____ Record extracts

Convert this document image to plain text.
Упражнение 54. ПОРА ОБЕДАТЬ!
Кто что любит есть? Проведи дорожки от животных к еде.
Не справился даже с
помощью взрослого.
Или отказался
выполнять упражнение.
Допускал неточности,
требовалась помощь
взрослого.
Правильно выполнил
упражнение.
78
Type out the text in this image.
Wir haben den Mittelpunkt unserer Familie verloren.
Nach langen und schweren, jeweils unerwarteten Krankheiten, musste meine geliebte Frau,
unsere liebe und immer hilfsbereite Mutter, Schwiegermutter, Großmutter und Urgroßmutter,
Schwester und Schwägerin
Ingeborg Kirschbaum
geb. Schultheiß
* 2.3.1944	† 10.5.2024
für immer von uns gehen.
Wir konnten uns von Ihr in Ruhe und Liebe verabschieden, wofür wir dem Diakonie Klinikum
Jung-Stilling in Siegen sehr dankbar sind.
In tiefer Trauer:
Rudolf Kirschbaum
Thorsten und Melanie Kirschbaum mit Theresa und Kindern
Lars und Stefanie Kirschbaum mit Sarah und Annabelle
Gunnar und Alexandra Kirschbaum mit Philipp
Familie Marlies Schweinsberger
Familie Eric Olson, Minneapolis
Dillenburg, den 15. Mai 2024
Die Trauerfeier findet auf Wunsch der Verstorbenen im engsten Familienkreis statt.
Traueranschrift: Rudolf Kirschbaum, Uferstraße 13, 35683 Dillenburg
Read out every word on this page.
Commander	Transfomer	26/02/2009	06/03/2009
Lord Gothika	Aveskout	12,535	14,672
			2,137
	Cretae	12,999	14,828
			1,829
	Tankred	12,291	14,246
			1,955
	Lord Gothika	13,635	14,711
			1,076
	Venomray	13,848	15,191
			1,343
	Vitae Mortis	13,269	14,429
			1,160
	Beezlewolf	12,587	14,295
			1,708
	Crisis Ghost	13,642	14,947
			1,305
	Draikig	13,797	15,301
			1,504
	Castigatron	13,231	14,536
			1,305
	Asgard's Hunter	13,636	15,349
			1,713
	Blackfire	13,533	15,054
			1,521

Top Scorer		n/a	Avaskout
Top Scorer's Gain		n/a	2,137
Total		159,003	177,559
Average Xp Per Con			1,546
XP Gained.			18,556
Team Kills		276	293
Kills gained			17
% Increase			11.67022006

________

▸ **Task instructions**
Reproduce all of the material above word for word.

▸ **Result**
Convert this document image to plain text.
Упражнение 54. ПОРА ОБЕДАТЬ!
Кто что любит есть? Проведи дорожки от животных к еде.
Не справился даже с
помощью взрослого.
Или отказался
выполнять упражнение.
Допускал неточности,
требовалась помощь
взрослого.
Правильно выполнил
упражнение.
78
Type out the text in this image.
Wir haben den Mittelpunkt unserer Familie verloren.
Nach langen und schweren, jeweils unerwarteten Krankheiten, musste meine geliebte Frau,
unsere liebe und immer hilfsbereite Mutter, Schwiegermutter, Großmutter und Urgroßmutter,
Schwester und Schwägerin
Ingeborg Kirschbaum
geb. Schultheiß
* 2.3.1944	† 10.5.2024
für immer von uns gehen.
Wir konnten uns von Ihr in Ruhe und Liebe verabschieden, wofür wir dem Diakonie Klinikum
Jung-Stilling in Siegen sehr dankbar sind.
In tiefer Trauer:
Rudolf Kirschbaum
Thorsten und Melanie Kirschbaum mit Theresa und Kindern
Lars und Stefanie Kirschbaum mit Sarah und Annabelle
Gunnar und Alexandra Kirschbaum mit Philipp
Familie Marlies Schweinsberger
Familie Eric Olson, Minneapolis
Dillenburg, den 15. Mai 2024
Die Trauerfeier findet auf Wunsch der Verstorbenen im engsten Familienkreis statt.
Traueranschrift: Rudolf Kirschbaum, Uferstraße 13, 35683 Dillenburg
Read out every word on this page.
Commander	Transfomer	26/02/2009	06/03/2009
Lord Gothika	Aveskout	12,535	14,672
			2,137
	Cretae	12,999	14,828
			1,829
	Tankred	12,291	14,246
			1,955
	Lord Gothika	13,635	14,711
			1,076
	Venomray	13,848	15,191
			1,343
	Vitae Mortis	13,269	14,429
			1,160
	Beezlewolf	12,587	14,295
			1,708
	Crisis Ghost	13,642	14,947
			1,305
	Draikig	13,797	15,301
			1,504
	Castigatron	13,231	14,536
			1,305
	Asgard's Hunter	13,636	15,349
			1,713
	Blackfire	13,533	15,054
			1,521

Top Scorer		n/a	Avaskout
Top Scorer's Gain		n/a	2,137
Total		159,003	177,559
Average Xp Per Con			1,546
XP Gained.			18,556
Team Kills		276	293
Kills gained			17
% Increase			11.67022006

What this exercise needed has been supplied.